▶ Working data:
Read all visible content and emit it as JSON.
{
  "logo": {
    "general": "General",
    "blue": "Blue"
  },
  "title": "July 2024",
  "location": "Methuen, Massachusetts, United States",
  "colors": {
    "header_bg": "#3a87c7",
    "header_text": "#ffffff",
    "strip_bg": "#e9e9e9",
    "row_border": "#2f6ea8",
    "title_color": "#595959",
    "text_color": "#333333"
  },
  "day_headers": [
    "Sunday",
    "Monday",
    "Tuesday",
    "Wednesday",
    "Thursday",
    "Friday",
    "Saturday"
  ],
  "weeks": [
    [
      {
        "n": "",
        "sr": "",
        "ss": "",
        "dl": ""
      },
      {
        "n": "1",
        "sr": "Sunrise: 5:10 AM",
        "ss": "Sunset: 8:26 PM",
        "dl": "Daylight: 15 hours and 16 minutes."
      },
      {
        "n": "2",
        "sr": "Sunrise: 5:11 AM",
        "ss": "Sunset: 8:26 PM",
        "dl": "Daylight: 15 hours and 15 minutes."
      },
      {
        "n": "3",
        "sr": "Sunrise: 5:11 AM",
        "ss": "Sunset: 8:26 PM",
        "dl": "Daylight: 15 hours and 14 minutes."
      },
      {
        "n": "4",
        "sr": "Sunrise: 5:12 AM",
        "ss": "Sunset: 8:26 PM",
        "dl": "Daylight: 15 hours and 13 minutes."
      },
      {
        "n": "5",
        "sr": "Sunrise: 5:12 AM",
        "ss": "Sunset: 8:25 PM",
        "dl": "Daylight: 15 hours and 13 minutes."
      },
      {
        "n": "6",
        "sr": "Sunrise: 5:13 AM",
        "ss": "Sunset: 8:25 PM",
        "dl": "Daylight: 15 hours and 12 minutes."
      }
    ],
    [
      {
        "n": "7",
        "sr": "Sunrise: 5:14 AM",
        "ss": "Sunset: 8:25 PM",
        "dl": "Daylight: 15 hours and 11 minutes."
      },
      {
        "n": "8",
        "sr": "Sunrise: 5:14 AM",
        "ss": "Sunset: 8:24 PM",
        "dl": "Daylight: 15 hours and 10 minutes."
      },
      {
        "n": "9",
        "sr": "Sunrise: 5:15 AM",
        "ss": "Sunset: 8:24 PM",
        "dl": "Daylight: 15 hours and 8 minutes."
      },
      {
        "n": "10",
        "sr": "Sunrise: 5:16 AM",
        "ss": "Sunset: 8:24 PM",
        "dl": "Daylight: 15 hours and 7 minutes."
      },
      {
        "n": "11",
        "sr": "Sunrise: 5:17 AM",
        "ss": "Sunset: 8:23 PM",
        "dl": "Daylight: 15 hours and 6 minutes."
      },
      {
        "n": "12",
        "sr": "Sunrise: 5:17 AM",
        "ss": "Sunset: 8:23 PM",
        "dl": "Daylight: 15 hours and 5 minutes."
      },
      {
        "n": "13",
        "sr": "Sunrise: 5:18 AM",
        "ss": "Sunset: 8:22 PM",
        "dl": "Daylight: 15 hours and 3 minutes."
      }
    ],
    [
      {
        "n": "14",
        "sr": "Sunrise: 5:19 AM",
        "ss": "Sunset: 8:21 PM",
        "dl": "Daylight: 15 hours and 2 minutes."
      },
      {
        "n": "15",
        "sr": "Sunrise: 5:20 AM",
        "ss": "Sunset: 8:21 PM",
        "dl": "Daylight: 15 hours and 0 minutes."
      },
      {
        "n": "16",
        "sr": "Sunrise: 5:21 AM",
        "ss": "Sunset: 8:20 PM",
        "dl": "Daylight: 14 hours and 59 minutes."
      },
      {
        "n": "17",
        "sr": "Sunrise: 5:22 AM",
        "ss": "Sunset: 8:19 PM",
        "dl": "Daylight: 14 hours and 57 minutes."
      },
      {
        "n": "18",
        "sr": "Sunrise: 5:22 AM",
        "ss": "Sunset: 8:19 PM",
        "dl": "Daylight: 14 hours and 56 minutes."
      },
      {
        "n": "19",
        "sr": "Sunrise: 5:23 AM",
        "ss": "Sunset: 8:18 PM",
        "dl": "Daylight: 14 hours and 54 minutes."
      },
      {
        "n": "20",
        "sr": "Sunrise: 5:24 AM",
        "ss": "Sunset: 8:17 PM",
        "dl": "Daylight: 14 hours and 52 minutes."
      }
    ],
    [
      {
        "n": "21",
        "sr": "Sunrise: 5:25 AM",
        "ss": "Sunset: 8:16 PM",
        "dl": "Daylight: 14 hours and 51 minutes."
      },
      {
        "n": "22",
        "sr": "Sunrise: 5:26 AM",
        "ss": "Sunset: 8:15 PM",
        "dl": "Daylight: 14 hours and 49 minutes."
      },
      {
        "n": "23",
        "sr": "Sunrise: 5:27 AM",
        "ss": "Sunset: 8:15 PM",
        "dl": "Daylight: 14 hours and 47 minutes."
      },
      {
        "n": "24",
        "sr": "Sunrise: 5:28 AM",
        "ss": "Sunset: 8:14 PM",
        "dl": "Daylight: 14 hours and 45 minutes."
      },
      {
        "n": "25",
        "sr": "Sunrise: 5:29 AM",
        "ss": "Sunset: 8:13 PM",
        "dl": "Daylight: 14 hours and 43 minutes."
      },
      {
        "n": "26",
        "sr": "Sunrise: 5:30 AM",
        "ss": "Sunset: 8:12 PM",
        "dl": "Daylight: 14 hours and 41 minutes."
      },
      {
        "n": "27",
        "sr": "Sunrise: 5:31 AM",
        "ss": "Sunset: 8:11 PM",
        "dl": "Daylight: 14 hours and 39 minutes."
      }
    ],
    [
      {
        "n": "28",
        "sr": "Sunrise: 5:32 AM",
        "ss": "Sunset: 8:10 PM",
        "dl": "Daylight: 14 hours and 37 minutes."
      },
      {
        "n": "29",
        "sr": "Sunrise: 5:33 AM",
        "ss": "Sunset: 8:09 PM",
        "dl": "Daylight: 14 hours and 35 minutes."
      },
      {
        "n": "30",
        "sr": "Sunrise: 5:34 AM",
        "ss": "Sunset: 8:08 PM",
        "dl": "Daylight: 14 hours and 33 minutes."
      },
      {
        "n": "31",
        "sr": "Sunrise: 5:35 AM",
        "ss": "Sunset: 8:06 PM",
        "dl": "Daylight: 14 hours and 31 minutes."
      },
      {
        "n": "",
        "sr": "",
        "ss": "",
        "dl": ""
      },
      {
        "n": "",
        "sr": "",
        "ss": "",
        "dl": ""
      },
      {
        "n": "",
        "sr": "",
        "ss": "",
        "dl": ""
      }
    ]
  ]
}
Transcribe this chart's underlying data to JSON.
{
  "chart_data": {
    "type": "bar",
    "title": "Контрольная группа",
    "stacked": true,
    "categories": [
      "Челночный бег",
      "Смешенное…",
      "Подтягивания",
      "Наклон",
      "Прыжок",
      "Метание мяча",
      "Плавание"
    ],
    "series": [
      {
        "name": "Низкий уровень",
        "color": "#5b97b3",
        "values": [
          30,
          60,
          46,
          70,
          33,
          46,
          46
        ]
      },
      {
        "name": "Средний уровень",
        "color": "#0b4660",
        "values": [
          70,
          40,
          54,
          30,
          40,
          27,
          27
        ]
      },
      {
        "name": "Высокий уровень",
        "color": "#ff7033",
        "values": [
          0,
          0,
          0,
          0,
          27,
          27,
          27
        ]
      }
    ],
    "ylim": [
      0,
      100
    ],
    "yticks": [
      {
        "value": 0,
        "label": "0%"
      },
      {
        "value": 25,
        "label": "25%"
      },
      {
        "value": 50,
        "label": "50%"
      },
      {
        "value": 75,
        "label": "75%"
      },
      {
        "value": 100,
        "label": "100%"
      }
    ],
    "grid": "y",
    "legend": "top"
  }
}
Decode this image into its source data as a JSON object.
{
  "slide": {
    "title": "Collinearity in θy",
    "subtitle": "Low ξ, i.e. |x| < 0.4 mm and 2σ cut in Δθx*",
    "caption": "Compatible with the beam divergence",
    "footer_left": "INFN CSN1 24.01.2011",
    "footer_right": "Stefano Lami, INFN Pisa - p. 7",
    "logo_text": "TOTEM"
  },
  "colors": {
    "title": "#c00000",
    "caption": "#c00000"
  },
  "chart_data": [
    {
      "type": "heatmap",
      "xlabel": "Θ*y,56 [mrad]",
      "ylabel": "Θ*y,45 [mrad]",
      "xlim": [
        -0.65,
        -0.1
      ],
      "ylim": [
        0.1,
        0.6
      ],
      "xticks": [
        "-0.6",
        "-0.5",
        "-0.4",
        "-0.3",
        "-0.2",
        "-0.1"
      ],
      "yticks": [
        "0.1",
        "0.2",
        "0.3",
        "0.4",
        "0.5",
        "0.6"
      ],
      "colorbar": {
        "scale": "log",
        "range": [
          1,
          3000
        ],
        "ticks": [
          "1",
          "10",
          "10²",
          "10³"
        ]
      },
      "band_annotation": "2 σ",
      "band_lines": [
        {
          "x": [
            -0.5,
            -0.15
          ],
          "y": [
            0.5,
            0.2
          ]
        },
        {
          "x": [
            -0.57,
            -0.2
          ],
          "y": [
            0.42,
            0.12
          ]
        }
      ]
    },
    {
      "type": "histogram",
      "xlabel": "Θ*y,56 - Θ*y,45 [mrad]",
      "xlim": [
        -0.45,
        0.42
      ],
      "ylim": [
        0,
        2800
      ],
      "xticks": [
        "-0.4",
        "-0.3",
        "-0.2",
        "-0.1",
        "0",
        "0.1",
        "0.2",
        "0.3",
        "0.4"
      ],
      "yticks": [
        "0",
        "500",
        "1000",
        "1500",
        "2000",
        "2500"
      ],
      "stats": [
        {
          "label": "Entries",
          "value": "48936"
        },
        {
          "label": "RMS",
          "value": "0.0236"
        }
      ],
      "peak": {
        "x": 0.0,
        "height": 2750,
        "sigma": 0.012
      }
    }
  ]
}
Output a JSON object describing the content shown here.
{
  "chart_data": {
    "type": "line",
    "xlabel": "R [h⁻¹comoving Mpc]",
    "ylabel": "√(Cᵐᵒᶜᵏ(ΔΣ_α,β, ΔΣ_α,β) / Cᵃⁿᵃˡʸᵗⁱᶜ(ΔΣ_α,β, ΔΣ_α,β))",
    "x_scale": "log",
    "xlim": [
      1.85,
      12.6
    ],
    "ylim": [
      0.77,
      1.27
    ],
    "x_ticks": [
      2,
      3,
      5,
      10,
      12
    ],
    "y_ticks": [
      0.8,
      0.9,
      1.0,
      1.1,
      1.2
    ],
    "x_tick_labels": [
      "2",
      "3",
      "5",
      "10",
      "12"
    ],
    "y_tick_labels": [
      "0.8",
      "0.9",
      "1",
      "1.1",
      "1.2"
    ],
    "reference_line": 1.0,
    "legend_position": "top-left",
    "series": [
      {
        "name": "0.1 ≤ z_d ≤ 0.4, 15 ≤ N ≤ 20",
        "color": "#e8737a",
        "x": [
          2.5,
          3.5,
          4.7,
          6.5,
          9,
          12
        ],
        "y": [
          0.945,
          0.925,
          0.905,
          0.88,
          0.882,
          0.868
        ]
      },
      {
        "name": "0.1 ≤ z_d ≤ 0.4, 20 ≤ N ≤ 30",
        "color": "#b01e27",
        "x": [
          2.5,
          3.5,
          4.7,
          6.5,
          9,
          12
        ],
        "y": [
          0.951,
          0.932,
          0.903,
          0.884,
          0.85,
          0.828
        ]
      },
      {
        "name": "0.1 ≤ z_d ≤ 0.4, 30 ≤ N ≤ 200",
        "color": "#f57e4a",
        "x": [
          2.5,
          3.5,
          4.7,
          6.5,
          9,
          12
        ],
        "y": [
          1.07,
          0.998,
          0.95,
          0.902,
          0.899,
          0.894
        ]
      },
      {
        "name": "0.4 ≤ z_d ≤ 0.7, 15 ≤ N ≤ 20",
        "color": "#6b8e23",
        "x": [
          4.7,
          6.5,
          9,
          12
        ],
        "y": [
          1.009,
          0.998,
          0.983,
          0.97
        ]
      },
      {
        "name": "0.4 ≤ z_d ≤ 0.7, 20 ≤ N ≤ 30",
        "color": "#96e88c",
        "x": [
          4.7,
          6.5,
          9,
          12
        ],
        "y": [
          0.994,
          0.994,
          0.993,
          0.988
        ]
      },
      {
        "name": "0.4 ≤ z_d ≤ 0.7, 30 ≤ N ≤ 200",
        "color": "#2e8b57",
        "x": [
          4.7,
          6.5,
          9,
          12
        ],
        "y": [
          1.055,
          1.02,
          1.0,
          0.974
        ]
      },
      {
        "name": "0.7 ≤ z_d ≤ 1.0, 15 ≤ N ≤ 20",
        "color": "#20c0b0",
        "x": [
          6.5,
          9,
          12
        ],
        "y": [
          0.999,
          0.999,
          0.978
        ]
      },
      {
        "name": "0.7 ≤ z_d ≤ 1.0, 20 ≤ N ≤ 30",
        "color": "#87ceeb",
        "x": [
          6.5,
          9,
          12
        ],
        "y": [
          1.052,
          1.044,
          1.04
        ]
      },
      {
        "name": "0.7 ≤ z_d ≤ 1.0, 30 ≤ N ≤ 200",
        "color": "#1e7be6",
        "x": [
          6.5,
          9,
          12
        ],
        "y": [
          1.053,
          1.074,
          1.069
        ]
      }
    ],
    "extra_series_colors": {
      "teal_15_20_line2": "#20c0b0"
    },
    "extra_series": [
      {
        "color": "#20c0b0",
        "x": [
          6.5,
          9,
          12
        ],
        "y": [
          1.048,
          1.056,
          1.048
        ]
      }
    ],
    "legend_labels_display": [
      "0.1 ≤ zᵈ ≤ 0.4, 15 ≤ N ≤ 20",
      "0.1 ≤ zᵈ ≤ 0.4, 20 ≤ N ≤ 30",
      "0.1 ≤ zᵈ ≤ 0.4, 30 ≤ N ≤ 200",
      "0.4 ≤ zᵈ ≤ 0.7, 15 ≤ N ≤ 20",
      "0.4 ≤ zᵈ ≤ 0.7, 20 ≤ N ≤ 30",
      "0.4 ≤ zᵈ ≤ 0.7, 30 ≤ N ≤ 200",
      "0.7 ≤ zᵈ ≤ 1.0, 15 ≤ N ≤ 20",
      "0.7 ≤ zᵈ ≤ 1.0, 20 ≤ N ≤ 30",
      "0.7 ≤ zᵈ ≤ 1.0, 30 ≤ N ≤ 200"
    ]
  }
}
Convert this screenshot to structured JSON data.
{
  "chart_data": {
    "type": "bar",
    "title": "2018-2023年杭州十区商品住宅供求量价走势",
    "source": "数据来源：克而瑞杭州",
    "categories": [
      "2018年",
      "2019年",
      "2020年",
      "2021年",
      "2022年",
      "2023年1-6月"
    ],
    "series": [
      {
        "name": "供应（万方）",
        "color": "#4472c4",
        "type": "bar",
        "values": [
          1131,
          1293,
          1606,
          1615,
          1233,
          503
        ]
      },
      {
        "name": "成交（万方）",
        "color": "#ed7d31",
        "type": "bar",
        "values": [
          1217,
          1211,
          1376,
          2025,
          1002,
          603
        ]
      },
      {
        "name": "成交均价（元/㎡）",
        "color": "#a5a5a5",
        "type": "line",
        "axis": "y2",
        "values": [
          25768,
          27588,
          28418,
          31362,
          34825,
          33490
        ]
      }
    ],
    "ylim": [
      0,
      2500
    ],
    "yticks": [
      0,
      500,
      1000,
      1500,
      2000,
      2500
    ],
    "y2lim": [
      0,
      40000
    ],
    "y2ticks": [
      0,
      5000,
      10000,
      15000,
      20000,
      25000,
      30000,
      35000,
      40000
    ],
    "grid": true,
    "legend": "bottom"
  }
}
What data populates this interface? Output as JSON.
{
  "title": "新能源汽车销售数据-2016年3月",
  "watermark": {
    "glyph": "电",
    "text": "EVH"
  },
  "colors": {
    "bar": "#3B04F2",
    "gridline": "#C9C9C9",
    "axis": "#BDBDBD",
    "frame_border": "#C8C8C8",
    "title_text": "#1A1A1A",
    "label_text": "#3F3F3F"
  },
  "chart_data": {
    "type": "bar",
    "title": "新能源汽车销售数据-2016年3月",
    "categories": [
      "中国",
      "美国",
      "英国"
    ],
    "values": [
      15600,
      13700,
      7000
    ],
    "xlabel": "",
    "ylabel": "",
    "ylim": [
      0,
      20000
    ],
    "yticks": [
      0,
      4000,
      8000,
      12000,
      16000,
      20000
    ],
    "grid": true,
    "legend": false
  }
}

▶ What is required:
Copy every line of the listing containing the string "新能源汽车销售数据".

▶ Exercise answer:
  "title": "新能源汽车销售数据-2016年3月",
    "title": "新能源汽车销售数据-2016年3月",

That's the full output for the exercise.